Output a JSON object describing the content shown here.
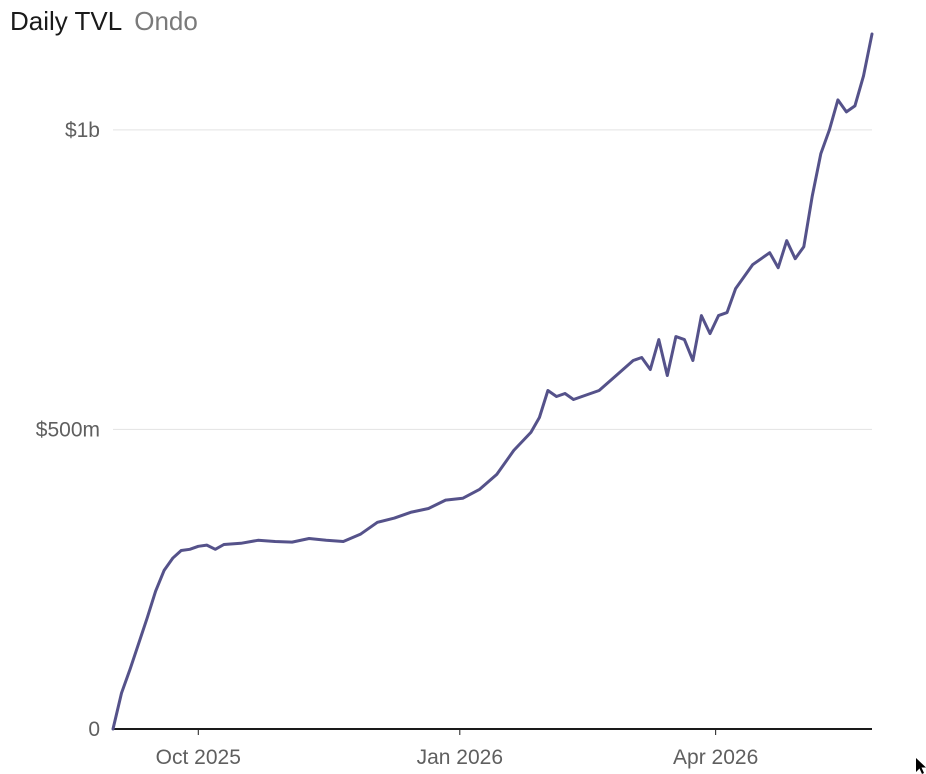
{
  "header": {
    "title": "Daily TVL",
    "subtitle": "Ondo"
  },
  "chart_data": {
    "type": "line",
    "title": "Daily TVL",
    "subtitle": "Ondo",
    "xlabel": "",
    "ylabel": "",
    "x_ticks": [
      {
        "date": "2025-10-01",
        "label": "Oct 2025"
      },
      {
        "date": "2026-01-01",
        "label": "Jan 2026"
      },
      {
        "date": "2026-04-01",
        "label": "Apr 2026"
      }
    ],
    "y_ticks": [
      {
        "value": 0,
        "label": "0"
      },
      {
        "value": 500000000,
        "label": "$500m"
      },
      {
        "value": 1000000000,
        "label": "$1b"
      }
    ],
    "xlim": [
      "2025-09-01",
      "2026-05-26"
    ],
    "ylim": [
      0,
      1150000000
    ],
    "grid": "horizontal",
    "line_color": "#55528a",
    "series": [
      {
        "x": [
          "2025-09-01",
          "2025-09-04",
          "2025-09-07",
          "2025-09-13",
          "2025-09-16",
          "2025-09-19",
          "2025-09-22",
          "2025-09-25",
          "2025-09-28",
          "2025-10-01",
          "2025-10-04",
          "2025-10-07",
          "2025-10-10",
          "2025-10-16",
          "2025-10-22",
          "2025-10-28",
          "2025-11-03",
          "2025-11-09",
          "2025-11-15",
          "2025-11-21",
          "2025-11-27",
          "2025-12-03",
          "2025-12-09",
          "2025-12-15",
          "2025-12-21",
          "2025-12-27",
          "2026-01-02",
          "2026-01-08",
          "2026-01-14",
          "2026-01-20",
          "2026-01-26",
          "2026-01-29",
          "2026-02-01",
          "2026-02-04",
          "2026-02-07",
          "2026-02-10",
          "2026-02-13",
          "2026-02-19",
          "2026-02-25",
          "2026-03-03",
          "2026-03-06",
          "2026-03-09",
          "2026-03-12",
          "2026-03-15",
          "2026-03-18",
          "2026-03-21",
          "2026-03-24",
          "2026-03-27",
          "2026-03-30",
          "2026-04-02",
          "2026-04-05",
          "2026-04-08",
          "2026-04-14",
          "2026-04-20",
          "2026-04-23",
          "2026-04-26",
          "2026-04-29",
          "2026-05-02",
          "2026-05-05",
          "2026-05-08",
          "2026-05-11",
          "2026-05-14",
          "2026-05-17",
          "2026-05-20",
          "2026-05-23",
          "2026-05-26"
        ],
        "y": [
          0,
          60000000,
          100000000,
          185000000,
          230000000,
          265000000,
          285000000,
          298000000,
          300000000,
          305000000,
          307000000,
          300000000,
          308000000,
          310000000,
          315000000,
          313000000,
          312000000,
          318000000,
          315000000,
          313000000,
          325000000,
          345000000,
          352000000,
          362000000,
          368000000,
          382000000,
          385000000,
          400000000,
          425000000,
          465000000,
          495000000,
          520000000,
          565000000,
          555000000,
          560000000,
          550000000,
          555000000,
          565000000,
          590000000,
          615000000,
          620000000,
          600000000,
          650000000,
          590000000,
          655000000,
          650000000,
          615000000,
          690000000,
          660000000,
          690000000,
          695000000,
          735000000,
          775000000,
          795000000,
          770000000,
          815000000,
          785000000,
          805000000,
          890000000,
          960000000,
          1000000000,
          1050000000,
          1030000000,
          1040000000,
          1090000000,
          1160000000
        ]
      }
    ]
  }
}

--

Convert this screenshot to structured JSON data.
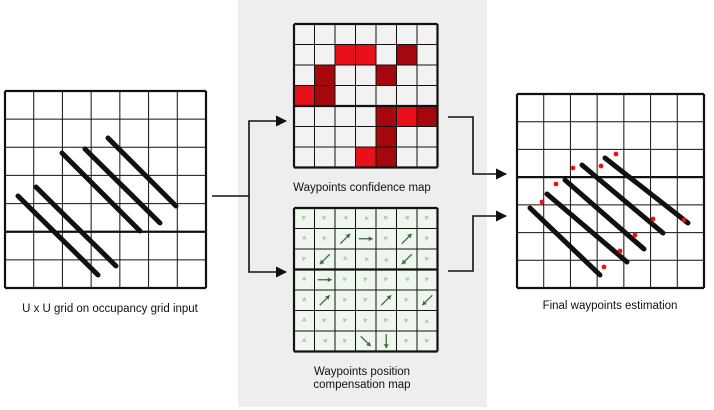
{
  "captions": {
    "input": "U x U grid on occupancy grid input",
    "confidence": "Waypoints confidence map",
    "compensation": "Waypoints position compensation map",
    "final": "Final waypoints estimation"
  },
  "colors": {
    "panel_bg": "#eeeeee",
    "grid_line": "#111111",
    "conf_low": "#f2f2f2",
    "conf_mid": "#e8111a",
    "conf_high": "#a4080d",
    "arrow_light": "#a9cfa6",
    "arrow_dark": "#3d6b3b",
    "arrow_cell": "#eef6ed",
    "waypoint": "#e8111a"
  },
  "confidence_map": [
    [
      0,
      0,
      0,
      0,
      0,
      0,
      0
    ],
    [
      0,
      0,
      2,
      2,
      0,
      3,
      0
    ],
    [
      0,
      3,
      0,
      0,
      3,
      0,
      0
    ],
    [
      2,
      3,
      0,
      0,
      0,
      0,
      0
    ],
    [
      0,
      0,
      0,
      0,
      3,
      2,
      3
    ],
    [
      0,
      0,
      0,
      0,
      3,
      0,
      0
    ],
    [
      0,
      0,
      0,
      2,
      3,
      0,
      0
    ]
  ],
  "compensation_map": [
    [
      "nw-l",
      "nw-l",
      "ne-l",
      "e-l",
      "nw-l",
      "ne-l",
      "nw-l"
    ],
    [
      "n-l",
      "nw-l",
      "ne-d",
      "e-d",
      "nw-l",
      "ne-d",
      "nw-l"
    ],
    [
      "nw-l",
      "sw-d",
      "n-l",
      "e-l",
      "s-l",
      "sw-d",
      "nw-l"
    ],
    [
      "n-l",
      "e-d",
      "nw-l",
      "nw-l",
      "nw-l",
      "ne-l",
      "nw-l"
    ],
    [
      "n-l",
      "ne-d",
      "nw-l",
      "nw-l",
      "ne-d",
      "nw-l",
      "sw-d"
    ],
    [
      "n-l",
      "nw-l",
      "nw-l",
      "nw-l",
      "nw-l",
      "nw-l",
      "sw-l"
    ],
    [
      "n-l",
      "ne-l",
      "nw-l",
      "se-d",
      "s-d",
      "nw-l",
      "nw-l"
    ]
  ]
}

## Aim:
Filter the records above for lines containing the word "JSON", and copy those lines.

## Written response:
Output a JSON object describing the content shown here.
Convert this screenshot to structured JSON data.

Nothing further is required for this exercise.